* [Aim of the exercise] Rewrite all of the items below with "series-lines" changed to "plot-lines" and everything else left as it is. Leave the pictures out.

* [Extracted records]
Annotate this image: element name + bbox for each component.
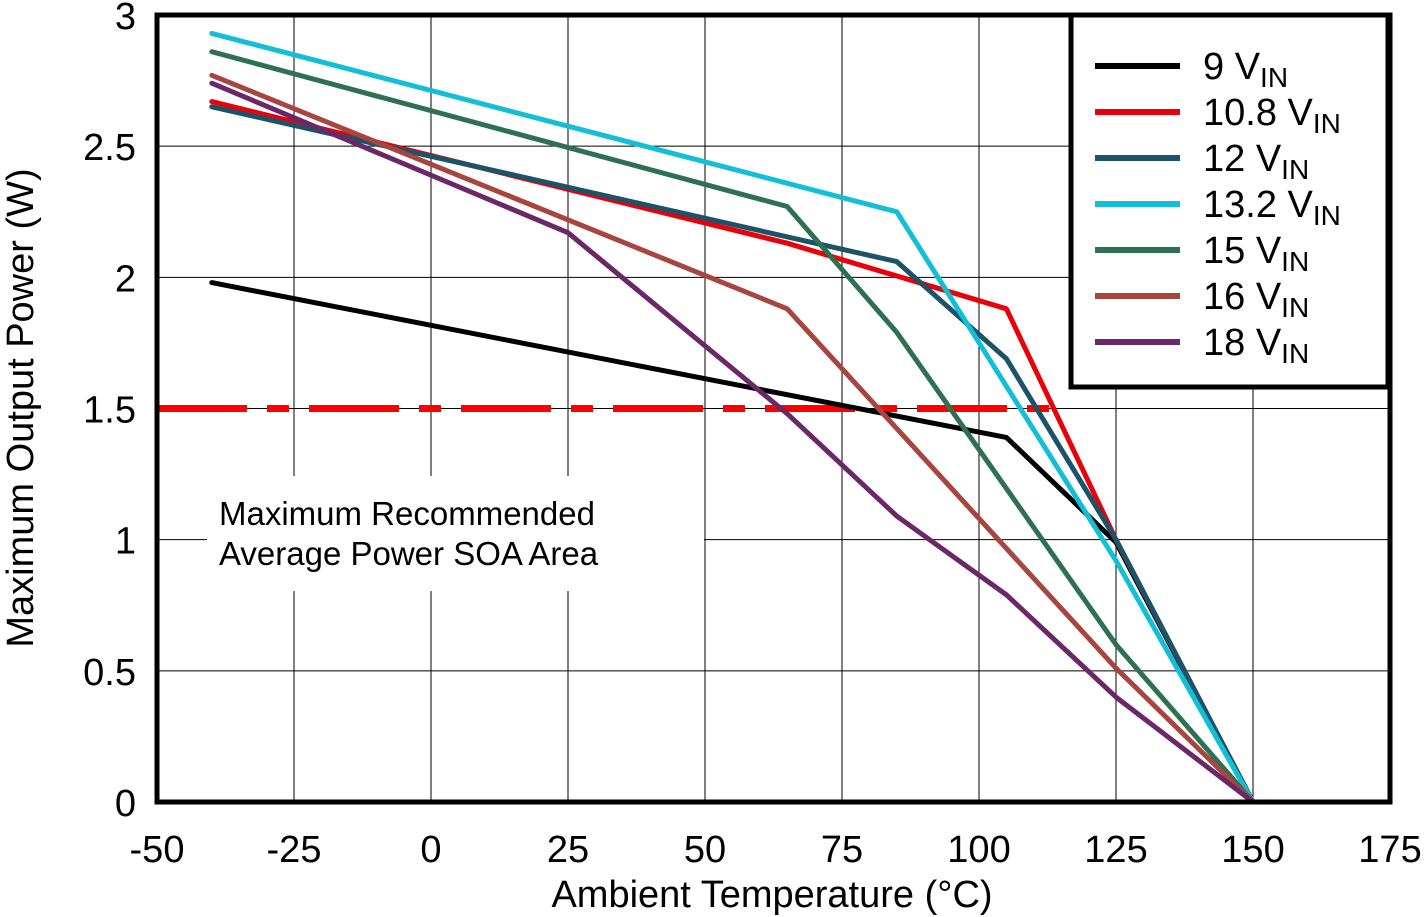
x-tick-label: -25 <box>267 829 322 871</box>
y-tick-label: 2 <box>115 258 136 300</box>
legend-label: 18 VIN <box>1203 322 1309 369</box>
y-tick-labels: 0 0.5 1 1.5 2 2.5 3 <box>83 0 136 825</box>
legend-label: 12 VIN <box>1203 138 1309 185</box>
y-tick-label: 1 <box>115 521 136 563</box>
series-line-16-v <box>209 72 1256 805</box>
x-tick-labels: -50 -25 0 25 50 75 100 125 150 175 <box>130 829 1422 871</box>
series-lines <box>209 30 1256 805</box>
x-tick-label: 0 <box>420 829 441 871</box>
legend-label: 10.8 VIN <box>1203 92 1341 139</box>
series-line-18-v <box>209 80 1256 805</box>
legend-label: 15 VIN <box>1203 230 1309 277</box>
y-tick-label: 0 <box>115 783 136 825</box>
legend-label: 16 VIN <box>1203 276 1309 323</box>
x-tick-label: 100 <box>947 829 1010 871</box>
x-tick-label: 175 <box>1358 829 1421 871</box>
annotation-line-1: Maximum Recommended <box>219 495 595 532</box>
legend-label: 13.2 VIN <box>1203 184 1341 231</box>
y-axis-label: Maximum Output Power (W) <box>0 168 42 647</box>
legend-label: 9 VIN <box>1203 46 1288 93</box>
y-tick-label: 2.5 <box>83 127 136 169</box>
x-tick-label: 150 <box>1221 829 1284 871</box>
series-line-15-v <box>209 49 1256 805</box>
y-tick-label: 1.5 <box>83 390 136 432</box>
x-tick-label: 25 <box>547 829 589 871</box>
series-line-13-2-v <box>209 30 1256 805</box>
x-tick-label: 50 <box>684 829 726 871</box>
annotation-box: Maximum Recommended Average Power SOA Ar… <box>207 476 704 591</box>
plot-frame <box>154 12 1393 805</box>
x-tick-label: -50 <box>130 829 185 871</box>
x-tick-label: 75 <box>821 829 863 871</box>
annotation-background <box>207 476 704 591</box>
x-axis-label: Ambient Temperature (°C) <box>551 874 992 916</box>
y-tick-label: 0.5 <box>83 652 136 694</box>
x-tick-label: 125 <box>1084 829 1147 871</box>
series-line-12-v <box>209 104 1256 805</box>
annotation-line-2: Average Power SOA Area <box>219 535 599 572</box>
y-tick-label: 3 <box>115 0 136 38</box>
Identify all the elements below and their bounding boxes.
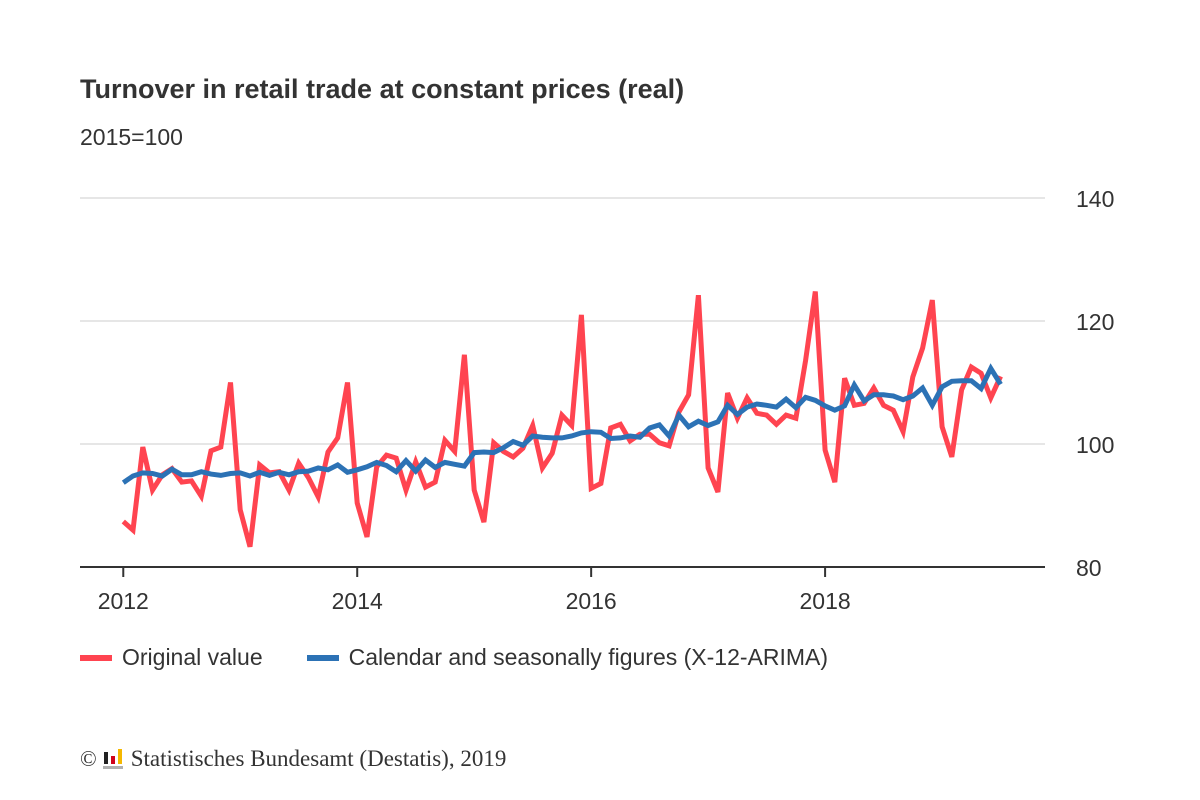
- chart-subtitle: 2015=100: [80, 124, 183, 150]
- x-tick-label: 2018: [800, 588, 851, 614]
- legend-swatch-original: [80, 654, 112, 661]
- chart-title: Turnover in retail trade at constant pri…: [80, 74, 685, 104]
- series-line-seasonally-adjusted: [121, 363, 1003, 485]
- y-tick-label: 80: [1076, 555, 1102, 581]
- legend-item-original[interactable]: Original value: [80, 644, 263, 671]
- legend-swatch-seasonally-adjusted: [306, 654, 339, 661]
- series-line-original: [121, 291, 1003, 548]
- y-axis-labels: 80 100 120 140: [1076, 186, 1114, 581]
- x-tick-label: 2016: [566, 588, 617, 614]
- legend-item-seasonally-adjusted[interactable]: Calendar and seasonally figures (X-12-AR…: [306, 644, 829, 671]
- source-text: Statistisches Bundesamt (Destatis), 2019: [130, 746, 507, 771]
- legend-label-seasonally-adjusted: Calendar and seasonally figures (X-12-AR…: [348, 644, 829, 670]
- y-tick-label: 140: [1076, 186, 1114, 212]
- x-axis: [80, 566, 1045, 577]
- y-tick-label: 100: [1076, 432, 1114, 458]
- x-axis-labels: 2012 2014 2016 2018: [98, 588, 851, 614]
- legend: Original value Calendar and seasonally f…: [80, 644, 872, 671]
- series-lines: [121, 291, 1003, 548]
- destatis-logo-icon: [102, 748, 123, 770]
- legend-label-original: Original value: [122, 644, 263, 670]
- grid-lines: [80, 197, 1045, 445]
- x-tick-label: 2014: [332, 588, 383, 614]
- source-footer: © Statistisches Bundesamt (Destatis), 20…: [80, 746, 506, 772]
- copyright-icon: ©: [80, 746, 97, 771]
- y-tick-label: 120: [1076, 309, 1114, 335]
- x-tick-label: 2012: [98, 588, 149, 614]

* [Expected answer]
Annotate this image: element name + bbox for each component.
x-tick-label: -25 <box>267 829 322 871</box>
y-tick-label: 2 <box>115 258 136 300</box>
legend-label: 18 VIN <box>1203 322 1309 369</box>
y-tick-labels: 0 0.5 1 1.5 2 2.5 3 <box>83 0 136 825</box>
legend-label: 12 VIN <box>1203 138 1309 185</box>
y-tick-label: 1 <box>115 521 136 563</box>
series-line-16-v <box>209 72 1256 805</box>
x-tick-labels: -50 -25 0 25 50 75 100 125 150 175 <box>130 829 1422 871</box>
plot-lines <box>209 30 1256 805</box>
x-tick-label: 0 <box>420 829 441 871</box>
legend-label: 10.8 VIN <box>1203 92 1341 139</box>
series-line-18-v <box>209 80 1256 805</box>
legend-label: 15 VIN <box>1203 230 1309 277</box>
y-tick-label: 0 <box>115 783 136 825</box>
legend-label: 16 VIN <box>1203 276 1309 323</box>
x-tick-label: 100 <box>947 829 1010 871</box>
x-tick-label: 175 <box>1358 829 1421 871</box>
annotation-line-1: Maximum Recommended <box>219 495 595 532</box>
legend-label: 13.2 VIN <box>1203 184 1341 231</box>
y-axis-label: Maximum Output Power (W) <box>0 168 42 647</box>
legend-label: 9 VIN <box>1203 46 1288 93</box>
y-tick-label: 2.5 <box>83 127 136 169</box>
x-tick-label: 150 <box>1221 829 1284 871</box>
series-line-15-v <box>209 49 1256 805</box>
y-tick-label: 1.5 <box>83 390 136 432</box>
x-tick-label: 25 <box>547 829 589 871</box>
series-line-13-2-v <box>209 30 1256 805</box>
x-tick-label: 50 <box>684 829 726 871</box>
annotation-box: Maximum Recommended Average Power SOA Ar… <box>207 476 704 591</box>
plot-frame <box>154 12 1393 805</box>
x-tick-label: -50 <box>130 829 185 871</box>
x-tick-label: 75 <box>821 829 863 871</box>
annotation-background <box>207 476 704 591</box>
x-axis-label: Ambient Temperature (°C) <box>551 874 992 916</box>
y-tick-label: 0.5 <box>83 652 136 694</box>
x-tick-label: 125 <box>1084 829 1147 871</box>
series-line-12-v <box>209 104 1256 805</box>
annotation-line-2: Average Power SOA Area <box>219 535 599 572</box>
y-tick-label: 3 <box>115 0 136 38</box>
Identify all the elements below and their bounding boxes.
- chart-subtitle: 2015=100: [80, 124, 183, 150]
- x-tick-label: 2018: [800, 588, 851, 614]
- legend-swatch-original: [80, 654, 112, 661]
- chart-title: Turnover in retail trade at constant pri…: [80, 74, 685, 104]
- series-line-seasonally-adjusted: [121, 363, 1003, 485]
- y-tick-label: 80: [1076, 555, 1102, 581]
- legend-item-original[interactable]: Original value: [80, 644, 263, 671]
- legend-swatch-seasonally-adjusted: [306, 654, 339, 661]
- series-line-original: [121, 291, 1003, 548]
- y-axis-labels: 80 100 120 140: [1076, 186, 1114, 581]
- x-tick-label: 2016: [566, 588, 617, 614]
- legend-item-seasonally-adjusted[interactable]: Calendar and seasonally figures (X-12-AR…: [306, 644, 829, 671]
- source-text: Statistisches Bundesamt (Destatis), 2019: [130, 746, 507, 771]
- legend-label-seasonally-adjusted: Calendar and seasonally figures (X-12-AR…: [348, 644, 829, 670]
- y-tick-label: 140: [1076, 186, 1114, 212]
- x-axis: [80, 566, 1045, 577]
- y-tick-label: 100: [1076, 432, 1114, 458]
- x-axis-labels: 2012 2014 2016 2018: [98, 588, 851, 614]
- legend: Original value Calendar and seasonally f…: [80, 644, 872, 671]
- plot-lines: [121, 291, 1003, 548]
- destatis-logo-icon: [102, 748, 123, 770]
- legend-label-original: Original value: [122, 644, 263, 670]
- grid-lines: [80, 197, 1045, 445]
- x-tick-label: 2014: [332, 588, 383, 614]
- source-footer: © Statistisches Bundesamt (Destatis), 20…: [80, 746, 506, 772]
- copyright-icon: ©: [80, 746, 97, 771]
- y-tick-label: 120: [1076, 309, 1114, 335]
- x-tick-label: 2012: [98, 588, 149, 614]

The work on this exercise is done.